# Task prompt
Using the records that follow, copy every line containing the word "this".

── Provided records ──

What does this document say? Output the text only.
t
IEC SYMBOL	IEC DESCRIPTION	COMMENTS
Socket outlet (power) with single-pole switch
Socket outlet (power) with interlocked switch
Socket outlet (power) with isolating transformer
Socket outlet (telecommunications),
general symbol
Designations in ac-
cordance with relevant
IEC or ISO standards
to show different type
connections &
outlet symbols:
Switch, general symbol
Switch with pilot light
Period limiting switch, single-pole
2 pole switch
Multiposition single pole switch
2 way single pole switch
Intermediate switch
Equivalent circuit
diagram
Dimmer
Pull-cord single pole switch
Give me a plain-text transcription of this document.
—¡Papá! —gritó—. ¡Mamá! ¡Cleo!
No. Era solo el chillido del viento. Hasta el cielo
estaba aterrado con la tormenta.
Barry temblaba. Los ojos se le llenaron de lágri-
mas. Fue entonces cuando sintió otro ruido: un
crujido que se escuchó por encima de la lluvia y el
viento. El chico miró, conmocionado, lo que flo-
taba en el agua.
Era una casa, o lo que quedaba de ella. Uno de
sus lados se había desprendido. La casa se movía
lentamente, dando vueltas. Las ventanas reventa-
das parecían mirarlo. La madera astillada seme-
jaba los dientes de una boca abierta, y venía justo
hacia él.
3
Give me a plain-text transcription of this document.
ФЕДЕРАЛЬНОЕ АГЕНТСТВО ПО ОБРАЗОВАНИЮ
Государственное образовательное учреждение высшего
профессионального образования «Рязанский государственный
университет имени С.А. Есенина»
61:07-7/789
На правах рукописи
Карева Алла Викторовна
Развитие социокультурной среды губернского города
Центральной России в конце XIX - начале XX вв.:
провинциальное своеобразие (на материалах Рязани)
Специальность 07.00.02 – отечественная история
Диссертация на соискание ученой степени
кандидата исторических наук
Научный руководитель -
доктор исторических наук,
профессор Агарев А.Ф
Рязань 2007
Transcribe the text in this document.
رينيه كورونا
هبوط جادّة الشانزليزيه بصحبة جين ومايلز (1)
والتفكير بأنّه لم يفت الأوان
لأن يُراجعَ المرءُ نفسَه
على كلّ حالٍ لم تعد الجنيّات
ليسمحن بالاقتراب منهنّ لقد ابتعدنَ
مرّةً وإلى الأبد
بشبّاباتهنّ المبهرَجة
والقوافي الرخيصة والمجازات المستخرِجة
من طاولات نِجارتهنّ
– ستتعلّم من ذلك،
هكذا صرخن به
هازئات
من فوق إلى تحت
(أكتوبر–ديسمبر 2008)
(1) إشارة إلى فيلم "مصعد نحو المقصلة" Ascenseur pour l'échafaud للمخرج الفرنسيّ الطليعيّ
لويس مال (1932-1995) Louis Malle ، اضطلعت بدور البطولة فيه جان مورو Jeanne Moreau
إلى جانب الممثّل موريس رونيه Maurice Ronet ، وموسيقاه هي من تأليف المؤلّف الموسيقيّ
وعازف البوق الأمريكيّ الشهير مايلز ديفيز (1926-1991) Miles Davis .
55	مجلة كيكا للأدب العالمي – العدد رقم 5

───

# The response
What does this document say? Output the text only.
Give me a plain-text transcription of this document.
Give me a plain-text transcription of this document.
Transcribe the text in this document.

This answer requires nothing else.